#### Objective:
Show all lines that include the string "ylabel"; copy each one.

#### Records provided:
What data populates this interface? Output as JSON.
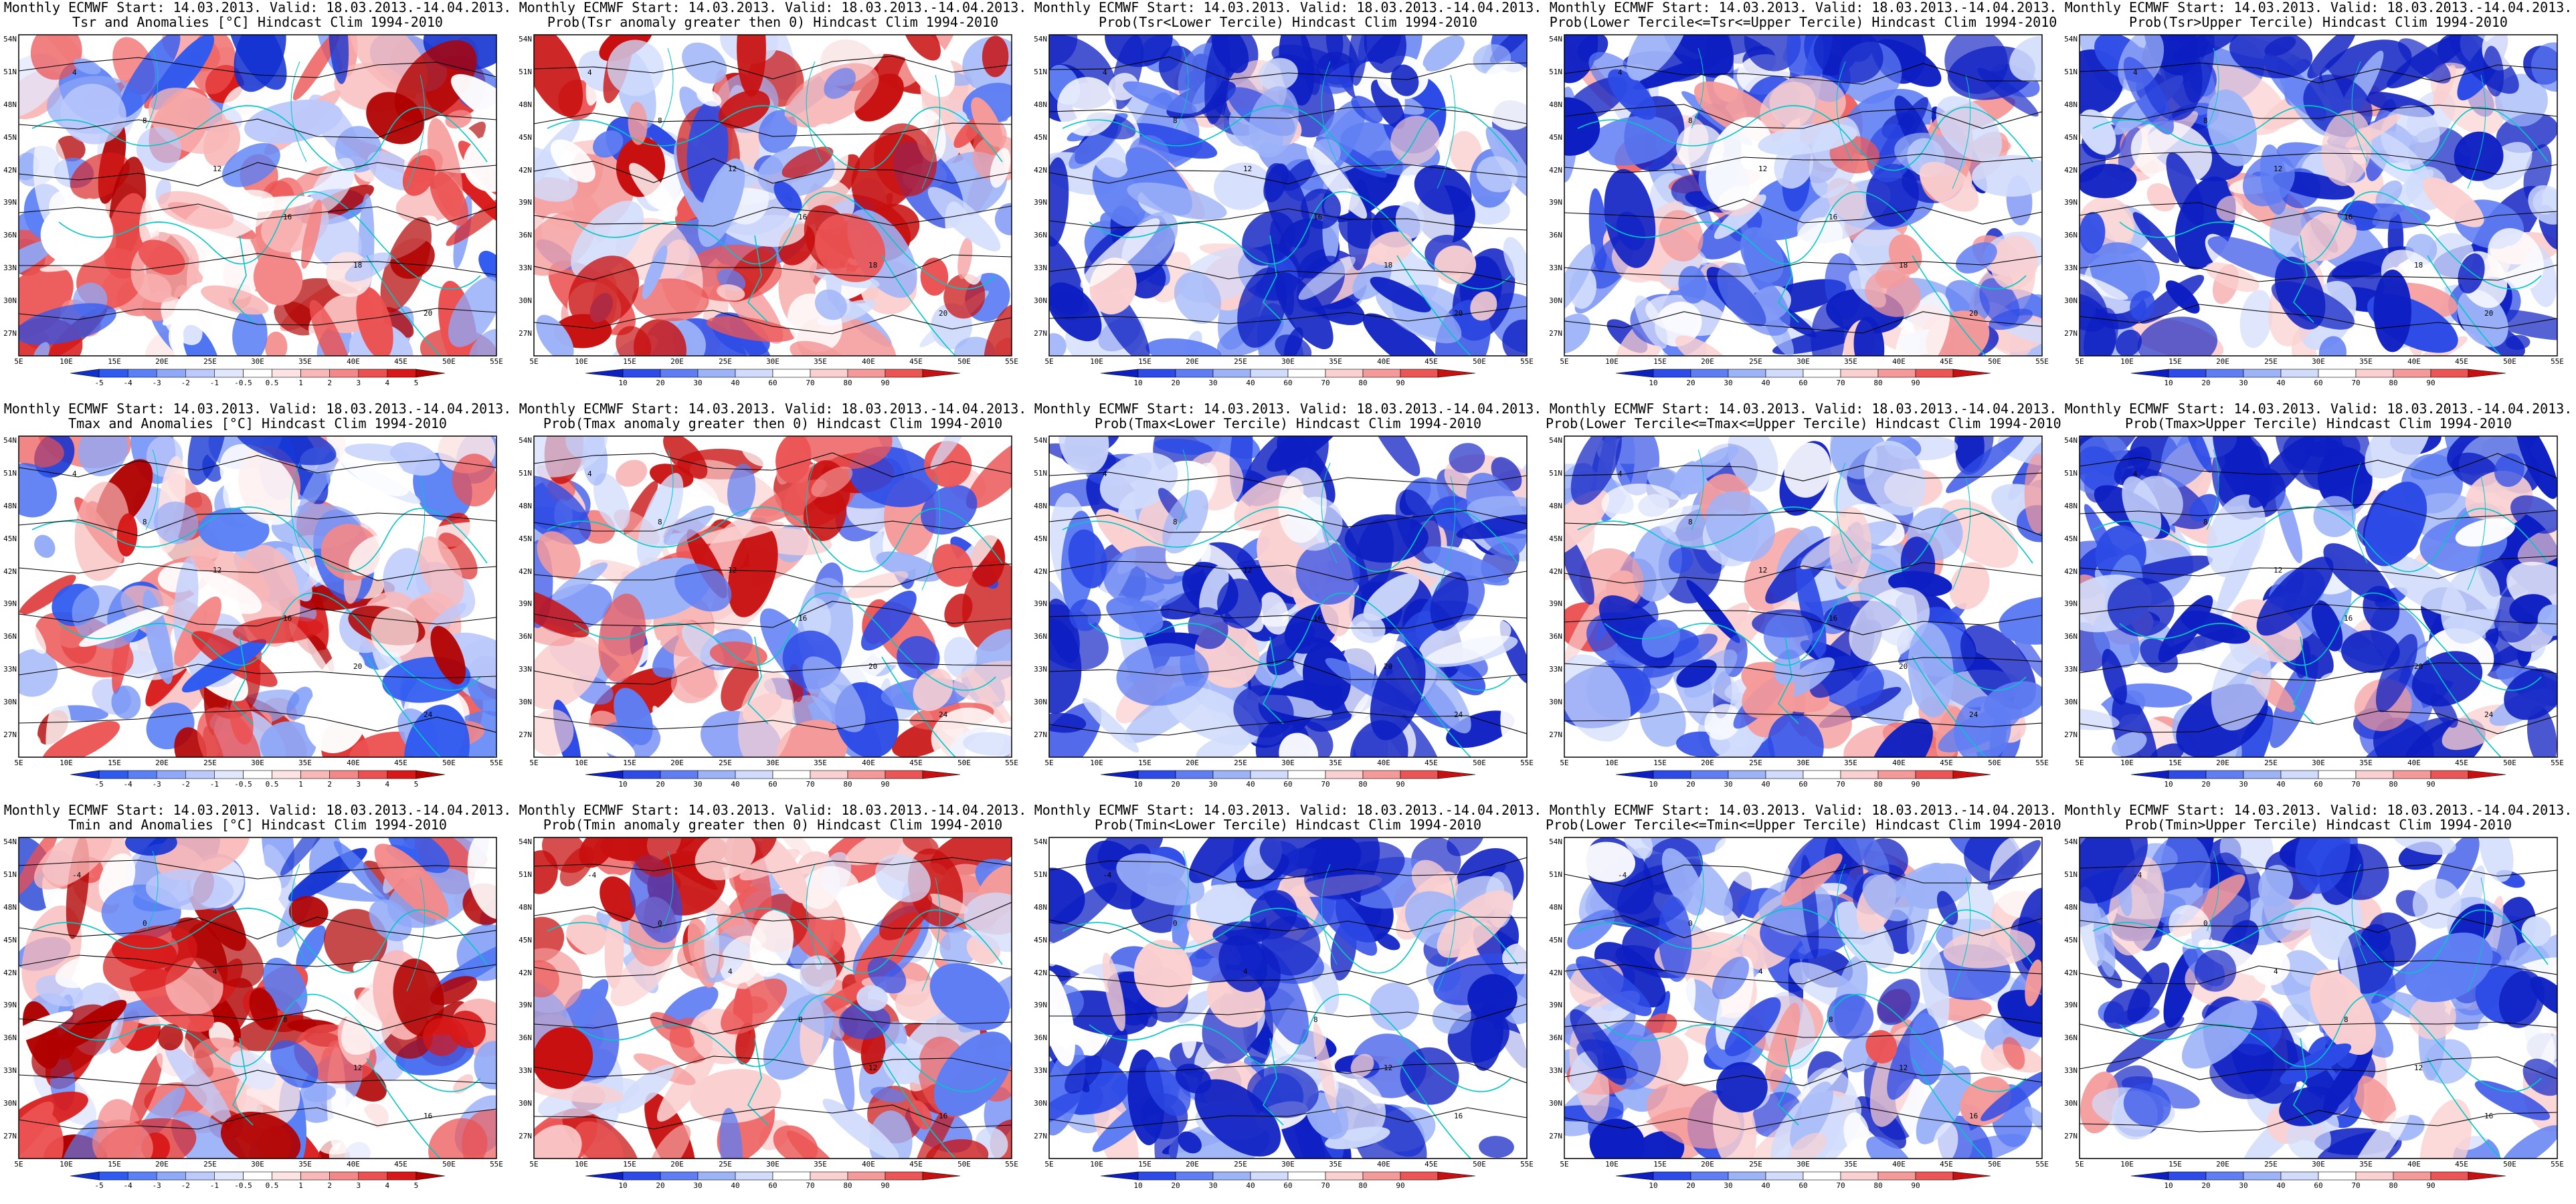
{
  "header": "Monthly ECMWF Start: 14.03.2013. Valid: 18.03.2013.-14.04.2013.",
  "lon_labels": [
    "5E",
    "10E",
    "15E",
    "20E",
    "25E",
    "30E",
    "35E",
    "40E",
    "45E",
    "50E",
    "55E"
  ],
  "lat_labels": [
    "54N",
    "51N",
    "48N",
    "45N",
    "42N",
    "39N",
    "36N",
    "33N",
    "30N",
    "27N"
  ],
  "anomaly_scale": {
    "labels": [
      "-5",
      "-4",
      "-3",
      "-2",
      "-1",
      "-0.5",
      "0.5",
      "1",
      "2",
      "3",
      "4",
      "5"
    ],
    "colors": [
      "#1030d0",
      "#2f5af0",
      "#5a80f5",
      "#8fa8f8",
      "#bcc9fb",
      "#e1e7fd",
      "#ffffff",
      "#fde3e3",
      "#f9b8b8",
      "#f48888",
      "#ec5050",
      "#d81818",
      "#b00000"
    ]
  },
  "prob_scale": {
    "labels": [
      "10",
      "20",
      "30",
      "40",
      "60",
      "70",
      "80",
      "90"
    ],
    "colors": [
      "#0d1fc2",
      "#2d4be6",
      "#5f7ef3",
      "#9db3f8",
      "#d1dcfc",
      "#ffffff",
      "#fbd0d0",
      "#f59a9a",
      "#ec5555",
      "#c81010"
    ]
  },
  "panels": [
    {
      "subtitle": "Tsr and Anomalies [°C] Hindcast Clim 1994-2010",
      "kind": "anomaly",
      "bias": 0.15,
      "seed": 11,
      "contours": [
        "4",
        "8",
        "12",
        "16",
        "18",
        "20"
      ]
    },
    {
      "subtitle": "Prob(Tsr anomaly greater then 0) Hindcast Clim 1994-2010",
      "kind": "prob",
      "bias": 0.2,
      "seed": 23,
      "contours": [
        "4",
        "8",
        "12",
        "16",
        "18",
        "20"
      ]
    },
    {
      "subtitle": "Prob(Tsr<Lower Tercile) Hindcast Clim 1994-2010",
      "kind": "prob",
      "bias": -0.55,
      "seed": 37,
      "contours": [
        "4",
        "8",
        "12",
        "16",
        "18",
        "20"
      ]
    },
    {
      "subtitle": "Prob(Lower Tercile<=Tsr<=Upper Tercile) Hindcast Clim 1994-2010",
      "kind": "prob",
      "bias": -0.3,
      "seed": 41,
      "contours": [
        "4",
        "8",
        "12",
        "16",
        "18",
        "20"
      ]
    },
    {
      "subtitle": "Prob(Tsr>Upper Tercile) Hindcast Clim 1994-2010",
      "kind": "prob",
      "bias": -0.45,
      "seed": 53,
      "contours": [
        "4",
        "8",
        "12",
        "16",
        "18",
        "20"
      ]
    },
    {
      "subtitle": "Tmax and Anomalies [°C] Hindcast Clim 1994-2010",
      "kind": "anomaly",
      "bias": 0.1,
      "seed": 61,
      "contours": [
        "4",
        "8",
        "12",
        "16",
        "20",
        "24"
      ]
    },
    {
      "subtitle": "Prob(Tmax anomaly greater then 0) Hindcast Clim 1994-2010",
      "kind": "prob",
      "bias": 0.15,
      "seed": 71,
      "contours": [
        "4",
        "8",
        "12",
        "16",
        "20",
        "24"
      ]
    },
    {
      "subtitle": "Prob(Tmax<Lower Tercile) Hindcast Clim 1994-2010",
      "kind": "prob",
      "bias": -0.6,
      "seed": 83,
      "contours": [
        "4",
        "8",
        "12",
        "16",
        "20",
        "24"
      ]
    },
    {
      "subtitle": "Prob(Lower Tercile<=Tmax<=Upper Tercile) Hindcast Clim 1994-2010",
      "kind": "prob",
      "bias": -0.3,
      "seed": 97,
      "contours": [
        "4",
        "8",
        "12",
        "16",
        "20",
        "24"
      ]
    },
    {
      "subtitle": "Prob(Tmax>Upper Tercile) Hindcast Clim 1994-2010",
      "kind": "prob",
      "bias": -0.5,
      "seed": 101,
      "contours": [
        "4",
        "8",
        "12",
        "16",
        "20",
        "24"
      ]
    },
    {
      "subtitle": "Tmin and Anomalies [°C] Hindcast Clim 1994-2010",
      "kind": "anomaly",
      "bias": 0.2,
      "seed": 113,
      "contours": [
        "-4",
        "0",
        "4",
        "8",
        "12",
        "16"
      ]
    },
    {
      "subtitle": "Prob(Tmin anomaly greater then 0) Hindcast Clim 1994-2010",
      "kind": "prob",
      "bias": 0.3,
      "seed": 127,
      "contours": [
        "-4",
        "0",
        "4",
        "8",
        "12",
        "16"
      ]
    },
    {
      "subtitle": "Prob(Tmin<Lower Tercile) Hindcast Clim 1994-2010",
      "kind": "prob",
      "bias": -0.6,
      "seed": 131,
      "contours": [
        "-4",
        "0",
        "4",
        "8",
        "12",
        "16"
      ]
    },
    {
      "subtitle": "Prob(Lower Tercile<=Tmin<=Upper Tercile) Hindcast Clim 1994-2010",
      "kind": "prob",
      "bias": -0.3,
      "seed": 149,
      "contours": [
        "-4",
        "0",
        "4",
        "8",
        "12",
        "16"
      ]
    },
    {
      "subtitle": "Prob(Tmin>Upper Tercile) Hindcast Clim 1994-2010",
      "kind": "prob",
      "bias": -0.45,
      "seed": 157,
      "contours": [
        "-4",
        "0",
        "4",
        "8",
        "12",
        "16"
      ]
    }
  ]
}
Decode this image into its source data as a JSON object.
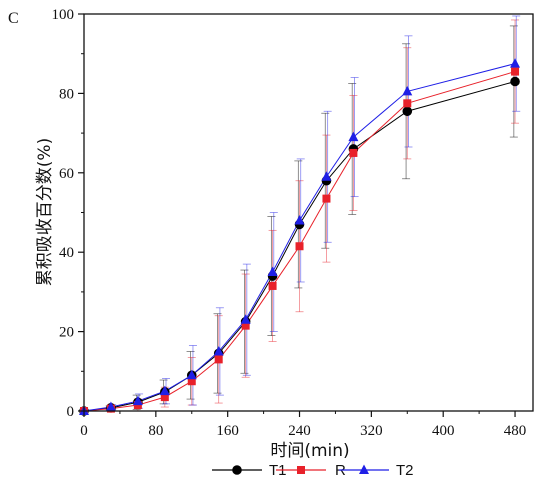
{
  "panel_label": "C",
  "chart_data": {
    "type": "line",
    "xlabel": "时间(min)",
    "ylabel": "累积吸收百分数(%)",
    "xlim": [
      0,
      500
    ],
    "ylim": [
      0,
      100
    ],
    "xticks": [
      0,
      80,
      160,
      240,
      320,
      400,
      480
    ],
    "yticks": [
      0,
      20,
      40,
      60,
      80,
      100
    ],
    "x": [
      0,
      30,
      60,
      90,
      120,
      150,
      180,
      210,
      240,
      270,
      300,
      360,
      480
    ],
    "grid": false,
    "legend_position": "bottom",
    "series": [
      {
        "name": "T1",
        "color": "#000000",
        "marker": "circle",
        "values": [
          0,
          0.8,
          2.2,
          4.8,
          9.0,
          14.5,
          22.5,
          34.0,
          47.0,
          58.0,
          66.0,
          75.5,
          83.0
        ],
        "errors": [
          0.2,
          0.5,
          1.8,
          3.0,
          6.0,
          10.0,
          13.0,
          15.0,
          16.0,
          17.0,
          16.5,
          17.0,
          14.0
        ]
      },
      {
        "name": "R",
        "color": "#e8212a",
        "marker": "square",
        "values": [
          0,
          0.6,
          1.5,
          3.5,
          7.5,
          13.0,
          21.5,
          31.5,
          41.5,
          53.5,
          65.0,
          77.5,
          85.5
        ],
        "errors": [
          0.2,
          0.5,
          1.5,
          2.5,
          6.0,
          11.0,
          13.0,
          14.0,
          16.5,
          16.0,
          14.5,
          14.0,
          13.0
        ]
      },
      {
        "name": "T2",
        "color": "#1f1fe6",
        "marker": "triangle",
        "values": [
          0,
          1.0,
          2.5,
          5.0,
          9.0,
          15.0,
          23.0,
          35.0,
          48.0,
          59.0,
          69.0,
          80.5,
          87.5
        ],
        "errors": [
          0.2,
          0.6,
          1.8,
          3.2,
          7.5,
          11.0,
          14.0,
          15.0,
          15.5,
          16.5,
          15.0,
          14.0,
          12.0
        ]
      }
    ]
  }
}
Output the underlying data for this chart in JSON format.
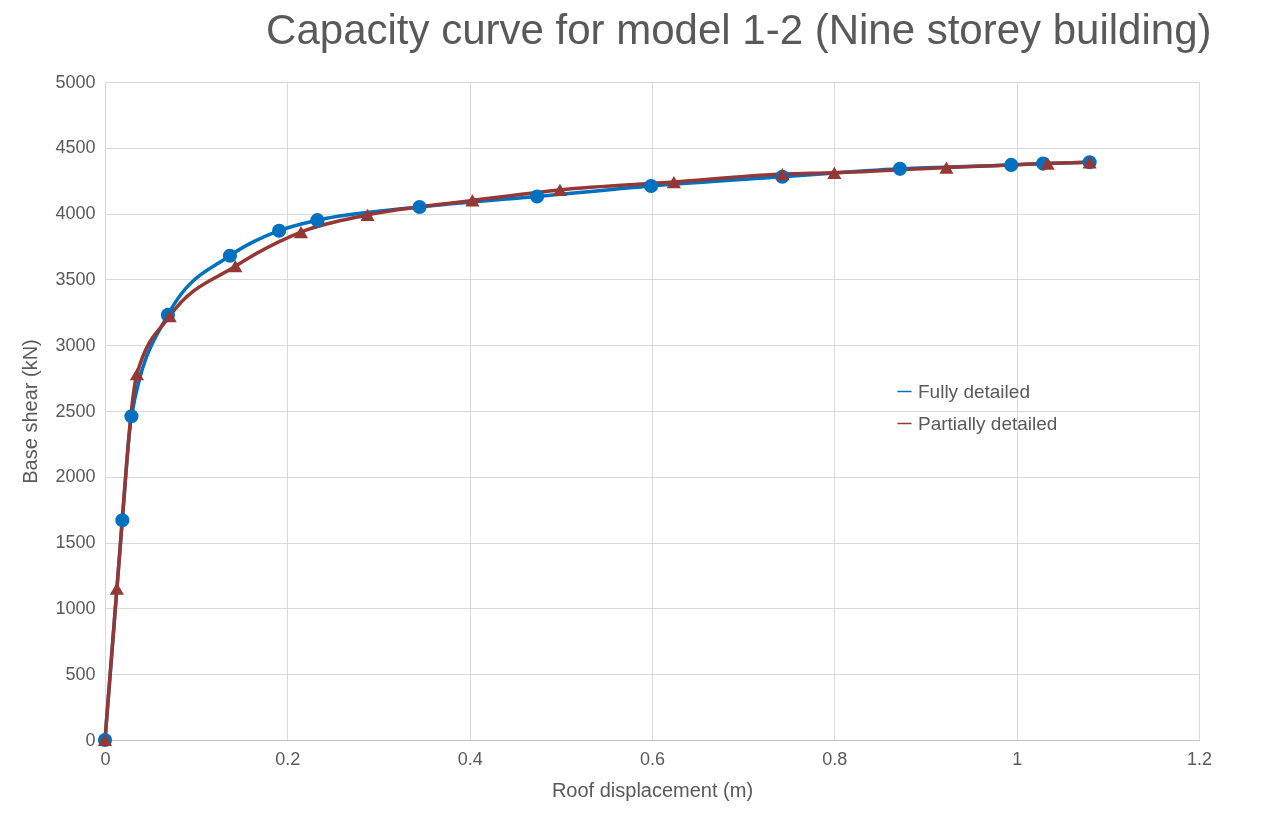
{
  "chart_data": {
    "type": "line",
    "title": "Capacity curve for model 1-2 (Nine storey building)",
    "xlabel": "Roof displacement (m)",
    "ylabel": "Base shear (kN)",
    "xlim": [
      0,
      1.2
    ],
    "xticks": [
      0,
      0.2,
      0.4,
      0.6,
      0.8,
      1,
      1.2
    ],
    "ylim": [
      0,
      5000
    ],
    "yticks": [
      0,
      500,
      1000,
      1500,
      2000,
      2500,
      3000,
      3500,
      4000,
      4500,
      5000
    ],
    "grid": true,
    "legend": "right",
    "series": [
      {
        "name": "Fully detailed",
        "color": "#0070c0",
        "marker": "circle",
        "x": [
          0,
          0.019,
          0.029,
          0.069,
          0.137,
          0.191,
          0.233,
          0.345,
          0.474,
          0.599,
          0.743,
          0.872,
          0.994,
          1.029,
          1.08
        ],
        "values": [
          0,
          1670,
          2460,
          3230,
          3680,
          3870,
          3950,
          4050,
          4130,
          4210,
          4280,
          4340,
          4370,
          4380,
          4390
        ]
      },
      {
        "name": "Partially detailed",
        "color": "#953735",
        "marker": "triangle",
        "x": [
          0,
          0.013,
          0.035,
          0.071,
          0.143,
          0.215,
          0.288,
          0.403,
          0.499,
          0.624,
          0.743,
          0.8,
          0.923,
          1.034,
          1.08
        ],
        "values": [
          0,
          1150,
          2780,
          3220,
          3600,
          3860,
          3990,
          4100,
          4180,
          4240,
          4300,
          4310,
          4350,
          4380,
          4390
        ]
      }
    ]
  }
}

#### Reply to the exercise:
    "ylabel": "累积吸收百分数(%)",
    "ylabel": "Base shear (kN)",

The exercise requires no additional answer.